** Given information **
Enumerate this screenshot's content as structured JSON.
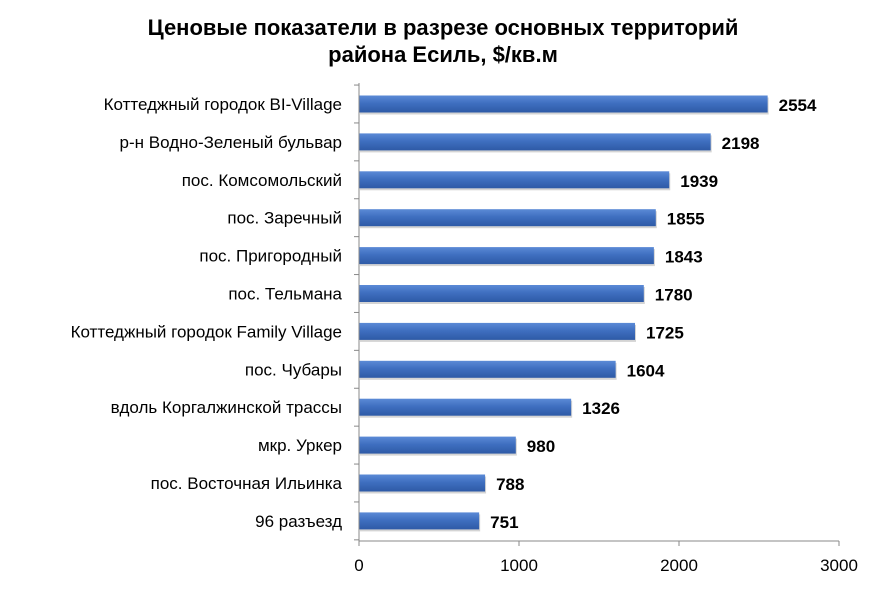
{
  "chart_data": {
    "type": "bar",
    "orientation": "horizontal",
    "title": "Ценовые показатели в разрезе основных территорий района Есиль, $/кв.м",
    "title_lines": [
      "Ценовые показатели в разрезе основных территорий",
      "района Есиль, $/кв.м"
    ],
    "categories": [
      "Коттеджный городок BI-Village",
      "р-н Водно-Зеленый бульвар",
      "пос. Комсомольский",
      "пос. Заречный",
      "пос. Пригородный",
      "пос. Тельмана",
      "Коттеджный городок Family Village",
      "пос. Чубары",
      "вдоль Коргалжинской трассы",
      "мкр. Уркер",
      "пос. Восточная Ильинка",
      "96 разъезд"
    ],
    "values": [
      2554,
      2198,
      1939,
      1855,
      1843,
      1780,
      1725,
      1604,
      1326,
      980,
      788,
      751
    ],
    "xlim": [
      0,
      3000
    ],
    "xticks": [
      0,
      1000,
      2000,
      3000
    ],
    "grid": false,
    "legend": "none",
    "bar_color": "#3f6fc0",
    "bar_gradient_light": "#5b8ad6",
    "bar_gradient_dark": "#2e5aa6"
  }
}
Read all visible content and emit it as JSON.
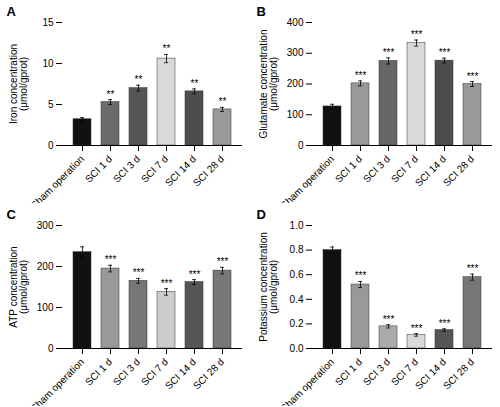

** Objective **
Tally the lines that hold the string "Коттеджный" and state the total, nothing more.

** Solved exercise **
2